■ TASK TO COMPLETE
From the material below, list every line containing "изделий".

---------- SUPPLIED RECORDS ----------

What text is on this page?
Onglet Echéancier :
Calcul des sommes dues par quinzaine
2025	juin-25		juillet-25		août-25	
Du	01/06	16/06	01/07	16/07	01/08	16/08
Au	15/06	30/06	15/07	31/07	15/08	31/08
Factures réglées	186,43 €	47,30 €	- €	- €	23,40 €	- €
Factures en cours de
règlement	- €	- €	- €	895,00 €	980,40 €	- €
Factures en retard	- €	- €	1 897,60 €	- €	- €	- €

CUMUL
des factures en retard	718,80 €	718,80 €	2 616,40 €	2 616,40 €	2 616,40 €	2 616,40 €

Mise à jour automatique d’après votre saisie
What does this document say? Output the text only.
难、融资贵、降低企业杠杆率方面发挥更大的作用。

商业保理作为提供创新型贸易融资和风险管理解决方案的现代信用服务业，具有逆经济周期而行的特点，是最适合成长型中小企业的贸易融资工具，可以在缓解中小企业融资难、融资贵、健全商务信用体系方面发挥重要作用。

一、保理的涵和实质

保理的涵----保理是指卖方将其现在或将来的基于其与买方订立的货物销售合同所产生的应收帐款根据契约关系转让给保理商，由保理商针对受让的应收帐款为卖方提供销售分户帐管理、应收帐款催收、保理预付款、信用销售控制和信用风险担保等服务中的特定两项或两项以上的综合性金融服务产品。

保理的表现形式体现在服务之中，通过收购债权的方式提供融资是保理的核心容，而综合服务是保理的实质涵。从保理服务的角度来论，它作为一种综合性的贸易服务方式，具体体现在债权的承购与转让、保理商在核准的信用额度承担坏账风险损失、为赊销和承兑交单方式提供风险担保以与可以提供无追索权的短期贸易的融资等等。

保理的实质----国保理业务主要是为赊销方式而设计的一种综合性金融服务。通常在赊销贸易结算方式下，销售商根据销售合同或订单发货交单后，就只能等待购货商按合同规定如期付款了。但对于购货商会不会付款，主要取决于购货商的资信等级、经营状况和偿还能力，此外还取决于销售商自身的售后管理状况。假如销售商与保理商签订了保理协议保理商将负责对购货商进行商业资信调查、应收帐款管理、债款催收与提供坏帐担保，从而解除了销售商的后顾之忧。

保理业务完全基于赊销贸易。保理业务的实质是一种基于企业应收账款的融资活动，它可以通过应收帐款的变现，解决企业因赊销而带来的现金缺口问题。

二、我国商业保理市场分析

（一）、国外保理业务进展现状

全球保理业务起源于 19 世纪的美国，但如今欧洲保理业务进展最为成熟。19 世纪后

----------
---------- SUPPLIED RECORDS ----------

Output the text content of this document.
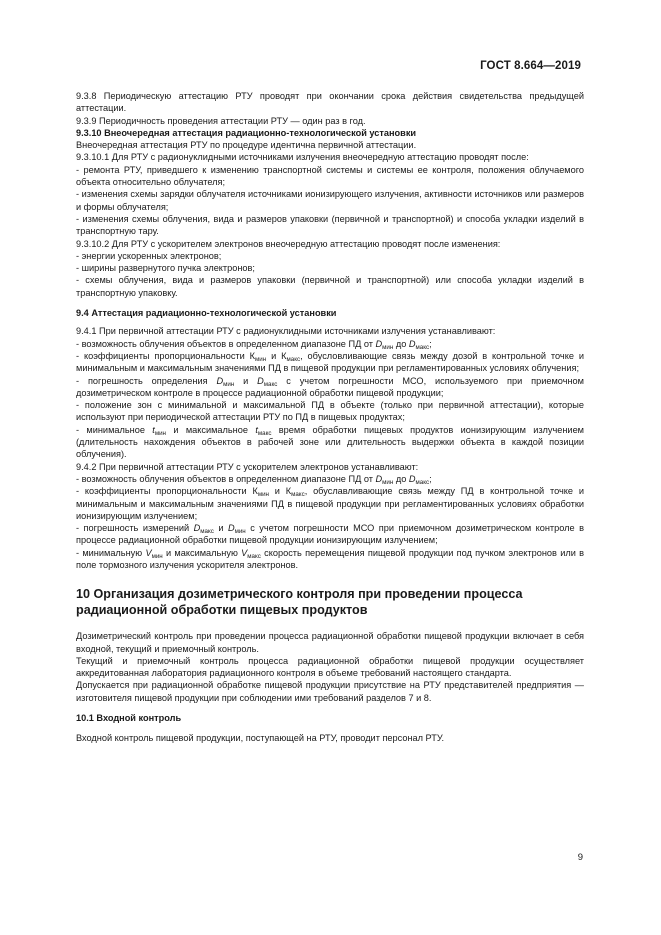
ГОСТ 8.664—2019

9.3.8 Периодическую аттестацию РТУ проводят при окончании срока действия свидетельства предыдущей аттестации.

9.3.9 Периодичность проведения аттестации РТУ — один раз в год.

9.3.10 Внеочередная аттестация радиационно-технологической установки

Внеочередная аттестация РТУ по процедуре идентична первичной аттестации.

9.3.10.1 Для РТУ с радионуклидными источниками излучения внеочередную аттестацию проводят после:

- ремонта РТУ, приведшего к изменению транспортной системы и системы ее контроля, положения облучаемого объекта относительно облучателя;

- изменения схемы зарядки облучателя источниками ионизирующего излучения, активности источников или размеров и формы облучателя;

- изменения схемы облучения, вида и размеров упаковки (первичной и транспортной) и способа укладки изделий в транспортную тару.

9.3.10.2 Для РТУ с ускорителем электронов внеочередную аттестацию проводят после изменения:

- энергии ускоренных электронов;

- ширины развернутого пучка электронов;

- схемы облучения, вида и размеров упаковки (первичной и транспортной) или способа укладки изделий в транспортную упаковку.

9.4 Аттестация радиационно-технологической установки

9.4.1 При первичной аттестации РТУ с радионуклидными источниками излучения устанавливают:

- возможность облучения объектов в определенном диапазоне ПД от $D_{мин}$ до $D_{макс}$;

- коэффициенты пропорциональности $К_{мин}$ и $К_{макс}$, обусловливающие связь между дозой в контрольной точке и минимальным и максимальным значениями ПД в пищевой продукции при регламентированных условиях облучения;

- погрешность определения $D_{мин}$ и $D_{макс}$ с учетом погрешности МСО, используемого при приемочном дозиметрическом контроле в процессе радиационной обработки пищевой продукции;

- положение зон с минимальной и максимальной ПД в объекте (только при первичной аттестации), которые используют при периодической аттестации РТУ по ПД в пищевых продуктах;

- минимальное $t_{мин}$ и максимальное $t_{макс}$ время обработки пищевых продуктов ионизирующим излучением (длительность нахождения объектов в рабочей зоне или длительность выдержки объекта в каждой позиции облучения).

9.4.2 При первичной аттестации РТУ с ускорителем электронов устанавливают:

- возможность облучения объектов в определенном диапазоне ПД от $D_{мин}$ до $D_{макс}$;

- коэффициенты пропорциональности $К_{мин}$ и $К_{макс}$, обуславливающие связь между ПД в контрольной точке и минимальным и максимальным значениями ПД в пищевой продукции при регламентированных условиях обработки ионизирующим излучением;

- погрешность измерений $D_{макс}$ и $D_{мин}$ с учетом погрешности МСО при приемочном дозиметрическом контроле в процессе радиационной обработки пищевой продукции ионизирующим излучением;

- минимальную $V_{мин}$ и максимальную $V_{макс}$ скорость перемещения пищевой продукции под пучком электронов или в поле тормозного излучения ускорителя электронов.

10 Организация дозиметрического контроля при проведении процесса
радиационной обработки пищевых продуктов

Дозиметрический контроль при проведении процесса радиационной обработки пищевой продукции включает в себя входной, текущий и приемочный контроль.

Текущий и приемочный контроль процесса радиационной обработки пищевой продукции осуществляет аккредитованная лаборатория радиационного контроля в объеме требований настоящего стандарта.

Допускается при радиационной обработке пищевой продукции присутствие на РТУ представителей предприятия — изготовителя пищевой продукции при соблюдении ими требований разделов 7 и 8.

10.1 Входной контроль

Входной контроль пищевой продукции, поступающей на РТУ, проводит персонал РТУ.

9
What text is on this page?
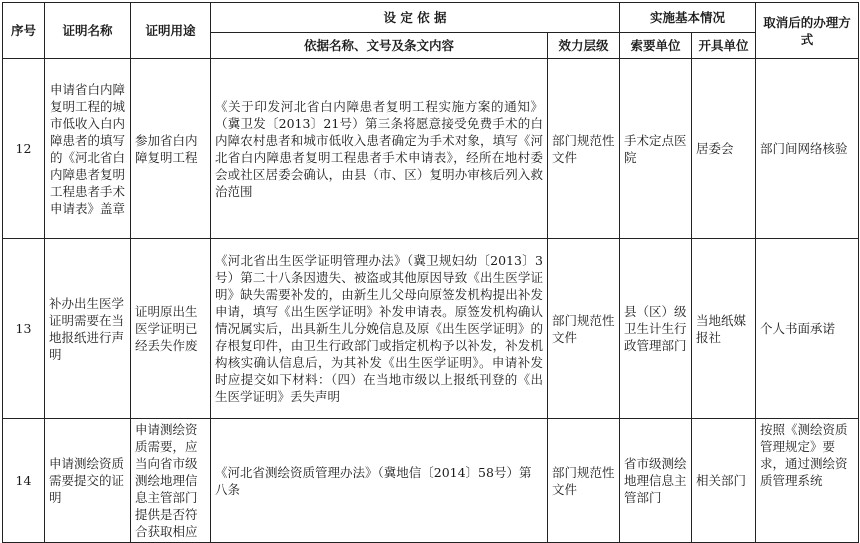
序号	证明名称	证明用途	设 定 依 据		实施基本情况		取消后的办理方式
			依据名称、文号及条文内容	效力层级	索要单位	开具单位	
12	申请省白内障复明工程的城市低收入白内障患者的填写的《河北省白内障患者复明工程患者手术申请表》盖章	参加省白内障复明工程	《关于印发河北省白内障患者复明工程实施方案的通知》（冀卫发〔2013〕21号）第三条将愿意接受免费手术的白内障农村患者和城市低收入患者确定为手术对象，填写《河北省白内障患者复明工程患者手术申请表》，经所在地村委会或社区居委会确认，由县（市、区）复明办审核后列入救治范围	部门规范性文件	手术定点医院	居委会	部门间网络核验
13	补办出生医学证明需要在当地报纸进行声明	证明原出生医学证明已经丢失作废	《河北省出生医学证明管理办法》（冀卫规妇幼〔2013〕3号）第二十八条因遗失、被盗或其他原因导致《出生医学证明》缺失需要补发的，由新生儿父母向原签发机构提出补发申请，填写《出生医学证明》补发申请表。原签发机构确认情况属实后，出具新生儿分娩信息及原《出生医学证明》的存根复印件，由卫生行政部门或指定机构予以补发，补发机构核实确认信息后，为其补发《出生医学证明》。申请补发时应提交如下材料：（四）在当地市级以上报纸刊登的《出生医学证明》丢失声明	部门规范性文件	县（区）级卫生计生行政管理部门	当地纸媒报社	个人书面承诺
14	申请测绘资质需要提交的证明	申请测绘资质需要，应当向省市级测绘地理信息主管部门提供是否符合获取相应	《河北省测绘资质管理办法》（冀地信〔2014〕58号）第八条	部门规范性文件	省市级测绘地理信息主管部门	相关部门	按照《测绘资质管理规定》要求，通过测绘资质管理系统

----------
---------- SUPPLIED RECORDS ----------

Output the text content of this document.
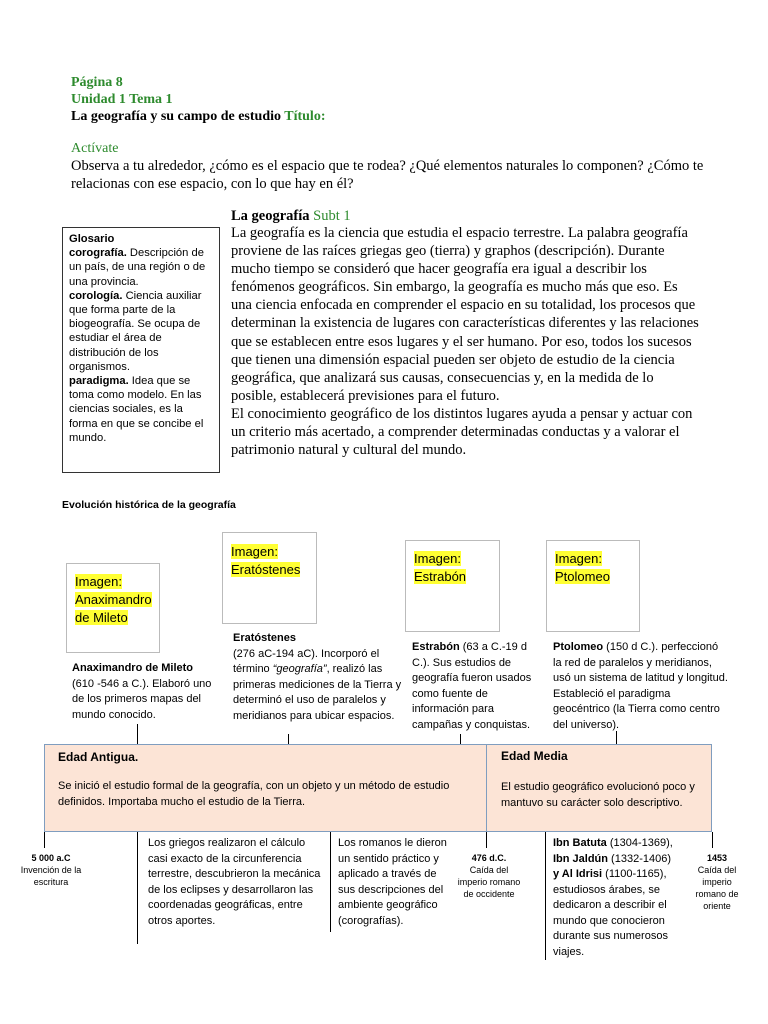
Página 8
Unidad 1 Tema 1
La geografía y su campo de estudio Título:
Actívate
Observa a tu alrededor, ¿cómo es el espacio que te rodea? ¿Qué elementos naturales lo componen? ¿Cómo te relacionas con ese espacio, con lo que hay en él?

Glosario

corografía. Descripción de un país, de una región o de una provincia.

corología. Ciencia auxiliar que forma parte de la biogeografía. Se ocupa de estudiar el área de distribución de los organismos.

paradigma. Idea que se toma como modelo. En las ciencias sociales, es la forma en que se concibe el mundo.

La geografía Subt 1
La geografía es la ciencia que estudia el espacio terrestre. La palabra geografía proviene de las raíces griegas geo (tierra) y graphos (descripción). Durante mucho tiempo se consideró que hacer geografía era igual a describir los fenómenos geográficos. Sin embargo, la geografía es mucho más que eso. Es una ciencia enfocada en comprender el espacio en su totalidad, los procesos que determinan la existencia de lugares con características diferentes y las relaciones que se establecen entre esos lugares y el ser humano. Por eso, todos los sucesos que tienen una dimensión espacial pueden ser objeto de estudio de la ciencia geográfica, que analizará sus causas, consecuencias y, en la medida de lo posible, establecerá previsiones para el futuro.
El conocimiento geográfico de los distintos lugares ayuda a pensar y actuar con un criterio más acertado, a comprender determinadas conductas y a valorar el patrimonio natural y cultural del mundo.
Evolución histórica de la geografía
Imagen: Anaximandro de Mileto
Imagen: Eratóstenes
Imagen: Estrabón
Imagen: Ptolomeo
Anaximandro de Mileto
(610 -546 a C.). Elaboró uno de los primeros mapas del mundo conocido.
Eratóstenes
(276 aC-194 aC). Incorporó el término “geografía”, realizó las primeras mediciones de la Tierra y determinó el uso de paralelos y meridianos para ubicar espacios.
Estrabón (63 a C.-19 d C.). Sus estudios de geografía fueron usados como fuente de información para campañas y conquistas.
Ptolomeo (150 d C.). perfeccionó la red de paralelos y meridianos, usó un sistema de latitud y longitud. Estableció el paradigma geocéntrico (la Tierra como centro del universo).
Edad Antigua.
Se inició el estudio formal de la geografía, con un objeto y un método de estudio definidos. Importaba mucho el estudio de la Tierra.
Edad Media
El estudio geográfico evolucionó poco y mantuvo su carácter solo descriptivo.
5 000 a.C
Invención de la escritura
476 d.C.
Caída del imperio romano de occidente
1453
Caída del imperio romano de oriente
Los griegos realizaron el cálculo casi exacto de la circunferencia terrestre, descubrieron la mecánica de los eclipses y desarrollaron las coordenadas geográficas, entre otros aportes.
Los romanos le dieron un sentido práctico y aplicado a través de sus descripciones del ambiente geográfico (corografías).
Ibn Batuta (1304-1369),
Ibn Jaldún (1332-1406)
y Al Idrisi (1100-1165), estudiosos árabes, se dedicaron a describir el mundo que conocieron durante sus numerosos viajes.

----------

■ RESULT OF THIS TASK
- изменения схемы облучения, вида и размеров упаковки (первичной и транспортной) и способа укладки изделий в транспортную тару.
- схемы облучения, вида и размеров упаковки (первичной и транспортной) или способа укладки изделий в транспортную упаковку.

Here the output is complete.